Exercise brief: Write out the data below in full, unchanged, minus the images.
— START OF Data listing —
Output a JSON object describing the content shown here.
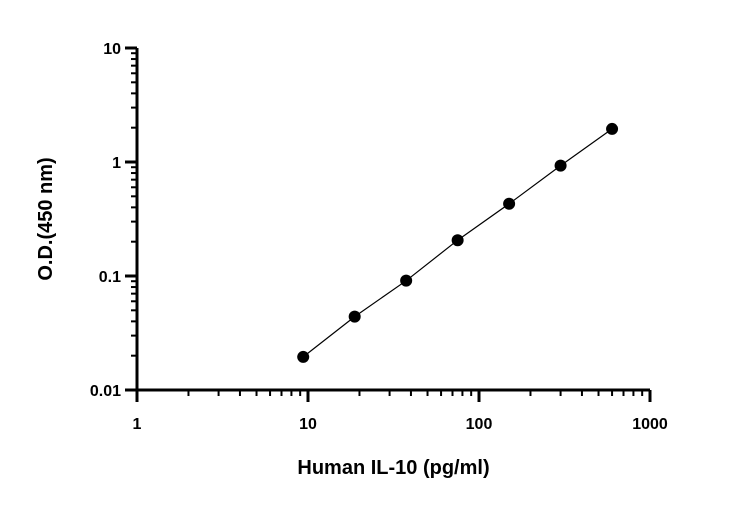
{
  "chart_data": {
    "type": "scatter",
    "title": "",
    "xlabel": "Human IL-10 (pg/ml)",
    "ylabel": "O.D.(450 nm)",
    "x_scale": "log",
    "y_scale": "log",
    "xlim": [
      1,
      1000
    ],
    "ylim": [
      0.01,
      10
    ],
    "x_ticks": [
      1,
      10,
      100,
      1000
    ],
    "x_tick_labels": [
      "1",
      "10",
      "100",
      "1000"
    ],
    "y_ticks": [
      0.01,
      0.1,
      1,
      10
    ],
    "y_tick_labels": [
      "0.01",
      "0.1",
      "1",
      "10"
    ],
    "grid": false,
    "legend": "none",
    "fit_line": true,
    "colors": {
      "marker": "#000000",
      "line": "#000000",
      "axis": "#000000"
    },
    "series": [
      {
        "x": [
          9.375,
          18.75,
          37.5,
          75,
          150,
          300,
          600
        ],
        "y": [
          0.0195,
          0.044,
          0.091,
          0.206,
          0.43,
          0.93,
          1.95
        ]
      }
    ]
  }
}
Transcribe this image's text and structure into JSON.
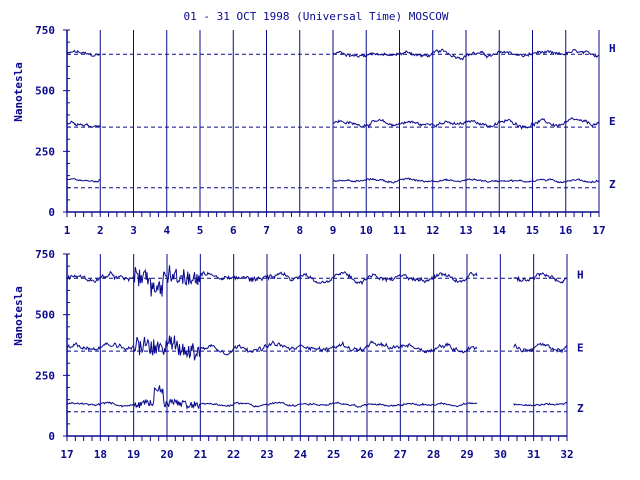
{
  "title": "01 - 31 OCT 1998 (Universal Time) MOSCOW",
  "ylabel": "Nanotesla",
  "colors": {
    "ink": "#0a0a8c",
    "background": "#ffffff"
  },
  "chart_data": [
    {
      "type": "line",
      "xlim": [
        1,
        17
      ],
      "x_ticks": [
        "1",
        "2",
        "3",
        "4",
        "5",
        "6",
        "7",
        "8",
        "9",
        "10",
        "11",
        "12",
        "13",
        "14",
        "15",
        "16",
        "17"
      ],
      "ylim": [
        0,
        750
      ],
      "y_ticks": [
        "0",
        "250",
        "500",
        "750"
      ],
      "reference_lines": [
        650,
        350,
        100
      ],
      "series": [
        {
          "name": "H",
          "baseline": 650,
          "amplitude": 14,
          "spike": 0,
          "segments": [
            [
              1.0,
              2.0
            ],
            [
              9.0,
              17.0
            ]
          ],
          "label_y": 675
        },
        {
          "name": "E",
          "baseline": 365,
          "amplitude": 14,
          "spike": 0,
          "segments": [
            [
              1.0,
              2.0
            ],
            [
              9.0,
              17.0
            ]
          ],
          "label_y": 375
        },
        {
          "name": "Z",
          "baseline": 130,
          "amplitude": 8,
          "spike": 0,
          "segments": [
            [
              1.0,
              2.0
            ],
            [
              9.0,
              17.0
            ]
          ],
          "label_y": 115
        }
      ]
    },
    {
      "type": "line",
      "xlim": [
        17,
        32
      ],
      "x_ticks": [
        "17",
        "18",
        "19",
        "20",
        "21",
        "22",
        "23",
        "24",
        "25",
        "26",
        "27",
        "28",
        "29",
        "30",
        "31",
        "32"
      ],
      "ylim": [
        0,
        750
      ],
      "y_ticks": [
        "0",
        "250",
        "500",
        "750"
      ],
      "reference_lines": [
        650,
        350,
        100
      ],
      "series": [
        {
          "name": "H",
          "baseline": 650,
          "amplitude": 18,
          "spike": 1,
          "segments": [
            [
              17.0,
              29.3
            ],
            [
              30.4,
              32.0
            ]
          ],
          "label_y": 665
        },
        {
          "name": "E",
          "baseline": 365,
          "amplitude": 18,
          "spike": 1,
          "segments": [
            [
              17.0,
              29.3
            ],
            [
              30.4,
              32.0
            ]
          ],
          "label_y": 365
        },
        {
          "name": "Z",
          "baseline": 130,
          "amplitude": 8,
          "spike": 1,
          "segments": [
            [
              17.0,
              29.3
            ],
            [
              30.4,
              32.0
            ]
          ],
          "label_y": 115
        }
      ]
    }
  ]
}
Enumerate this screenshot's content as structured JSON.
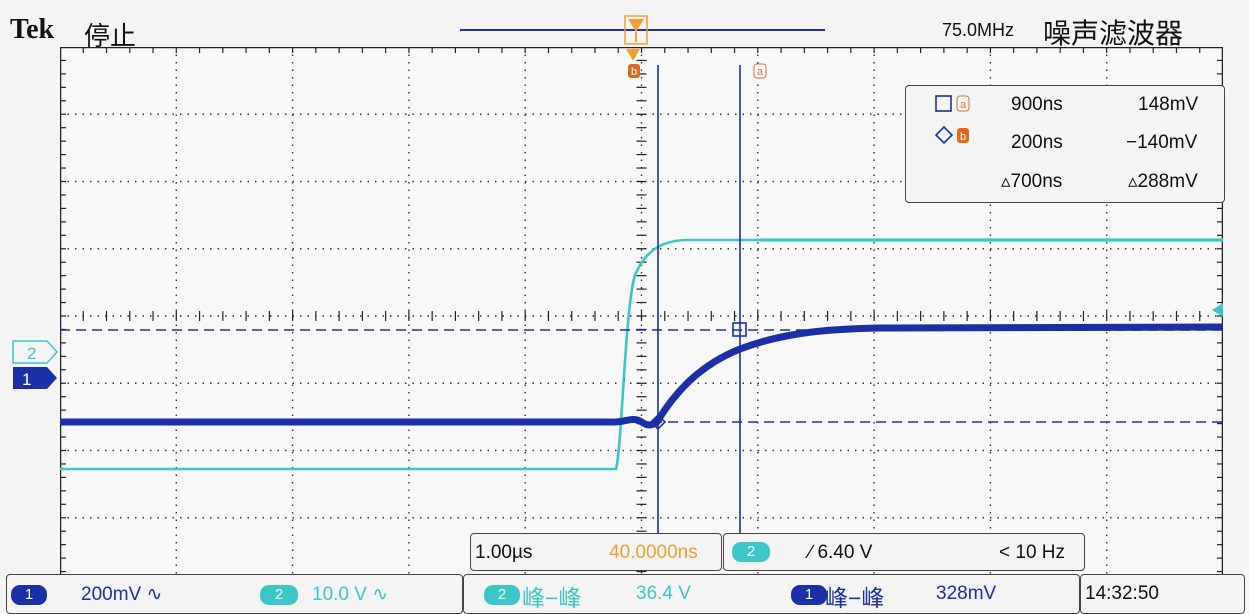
{
  "header": {
    "brand": "Tek",
    "status": "停止",
    "bandwidth": "75.0MHz",
    "filter": "噪声滤波器"
  },
  "cursors": {
    "a_label": "a",
    "b_label": "b",
    "a_time": "900ns",
    "a_volt": "148mV",
    "b_time": "200ns",
    "b_volt": "−140mV",
    "delta_time": "▵700ns",
    "delta_volt": "▵288mV"
  },
  "channel_markers": {
    "ch2": "2",
    "ch1": "1"
  },
  "timebase": {
    "scale": "1.00µs",
    "position": "40.0000ns"
  },
  "trigger": {
    "source": "2",
    "level": "∕ 6.40 V",
    "freq": "< 10 Hz"
  },
  "bottom": {
    "ch1_num": "1",
    "ch1_scale": "200mV ∿",
    "ch2_num": "2",
    "ch2_scale": "10.0 V  ∿",
    "meas2_num": "2",
    "meas2_type": "峰−峰",
    "meas2_value": "36.4 V",
    "meas1_num": "1",
    "meas1_type": "峰−峰",
    "meas1_value": "328mV",
    "clock": "14:32:50"
  },
  "colors": {
    "ch1": "#1b2fa8",
    "ch2": "#3cc7c6",
    "cursor": "#1b2fa8",
    "trigger": "#f0a030",
    "cursor_marker": "#e06a20"
  }
}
— END OF Data listing —
Task output:
Output a JSON object describing the content shown here.
{
  "chart_data": {
    "type": "scatter",
    "title": "",
    "xlabel": "Human IL-10 (pg/ml)",
    "ylabel": "O.D.(450 nm)",
    "x_scale": "log",
    "y_scale": "log",
    "xlim": [
      1,
      1000
    ],
    "ylim": [
      0.01,
      10
    ],
    "x_ticks": [
      1,
      10,
      100,
      1000
    ],
    "x_tick_labels": [
      "1",
      "10",
      "100",
      "1000"
    ],
    "y_ticks": [
      0.01,
      0.1,
      1,
      10
    ],
    "y_tick_labels": [
      "0.01",
      "0.1",
      "1",
      "10"
    ],
    "grid": false,
    "legend": "none",
    "fit_line": true,
    "colors": {
      "marker": "#000000",
      "line": "#000000",
      "axis": "#000000"
    },
    "series": [
      {
        "x": [
          9.375,
          18.75,
          37.5,
          75,
          150,
          300,
          600
        ],
        "y": [
          0.0195,
          0.044,
          0.091,
          0.206,
          0.43,
          0.93,
          1.95
        ]
      }
    ]
  }
}
Transcribe this image's text and structure into JSON.
{
  "title": "01 - 31 OCT 1998 (Universal Time) MOSCOW",
  "ylabel": "Nanotesla",
  "colors": {
    "ink": "#0a0a8c",
    "background": "#ffffff"
  },
  "chart_data": [
    {
      "type": "line",
      "xlim": [
        1,
        17
      ],
      "x_ticks": [
        "1",
        "2",
        "3",
        "4",
        "5",
        "6",
        "7",
        "8",
        "9",
        "10",
        "11",
        "12",
        "13",
        "14",
        "15",
        "16",
        "17"
      ],
      "ylim": [
        0,
        750
      ],
      "y_ticks": [
        "0",
        "250",
        "500",
        "750"
      ],
      "reference_lines": [
        650,
        350,
        100
      ],
      "series": [
        {
          "name": "H",
          "baseline": 650,
          "amplitude": 14,
          "spike": 0,
          "segments": [
            [
              1.0,
              2.0
            ],
            [
              9.0,
              17.0
            ]
          ],
          "label_y": 675
        },
        {
          "name": "E",
          "baseline": 365,
          "amplitude": 14,
          "spike": 0,
          "segments": [
            [
              1.0,
              2.0
            ],
            [
              9.0,
              17.0
            ]
          ],
          "label_y": 375
        },
        {
          "name": "Z",
          "baseline": 130,
          "amplitude": 8,
          "spike": 0,
          "segments": [
            [
              1.0,
              2.0
            ],
            [
              9.0,
              17.0
            ]
          ],
          "label_y": 115
        }
      ]
    },
    {
      "type": "line",
      "xlim": [
        17,
        32
      ],
      "x_ticks": [
        "17",
        "18",
        "19",
        "20",
        "21",
        "22",
        "23",
        "24",
        "25",
        "26",
        "27",
        "28",
        "29",
        "30",
        "31",
        "32"
      ],
      "ylim": [
        0,
        750
      ],
      "y_ticks": [
        "0",
        "250",
        "500",
        "750"
      ],
      "reference_lines": [
        650,
        350,
        100
      ],
      "series": [
        {
          "name": "H",
          "baseline": 650,
          "amplitude": 18,
          "spike": 1,
          "segments": [
            [
              17.0,
              29.3
            ],
            [
              30.4,
              32.0
            ]
          ],
          "label_y": 665
        },
        {
          "name": "E",
          "baseline": 365,
          "amplitude": 18,
          "spike": 1,
          "segments": [
            [
              17.0,
              29.3
            ],
            [
              30.4,
              32.0
            ]
          ],
          "label_y": 365
        },
        {
          "name": "Z",
          "baseline": 130,
          "amplitude": 8,
          "spike": 1,
          "segments": [
            [
              17.0,
              29.3
            ],
            [
              30.4,
              32.0
            ]
          ],
          "label_y": 115
        }
      ]
    }
  ]
}
Enumerate this screenshot's content as structured JSON.
{
  "header": {
    "brand": "Tek",
    "status": "停止",
    "bandwidth": "75.0MHz",
    "filter": "噪声滤波器"
  },
  "cursors": {
    "a_label": "a",
    "b_label": "b",
    "a_time": "900ns",
    "a_volt": "148mV",
    "b_time": "200ns",
    "b_volt": "−140mV",
    "delta_time": "▵700ns",
    "delta_volt": "▵288mV"
  },
  "channel_markers": {
    "ch2": "2",
    "ch1": "1"
  },
  "timebase": {
    "scale": "1.00µs",
    "position": "40.0000ns"
  },
  "trigger": {
    "source": "2",
    "level": "∕ 6.40 V",
    "freq": "< 10 Hz"
  },
  "bottom": {
    "ch1_num": "1",
    "ch1_scale": "200mV ∿",
    "ch2_num": "2",
    "ch2_scale": "10.0 V  ∿",
    "meas2_num": "2",
    "meas2_type": "峰−峰",
    "meas2_value": "36.4 V",
    "meas1_num": "1",
    "meas1_type": "峰−峰",
    "meas1_value": "328mV",
    "clock": "14:32:50"
  },
  "colors": {
    "ch1": "#1b2fa8",
    "ch2": "#3cc7c6",
    "cursor": "#1b2fa8",
    "trigger": "#f0a030",
    "cursor_marker": "#e06a20"
  }
}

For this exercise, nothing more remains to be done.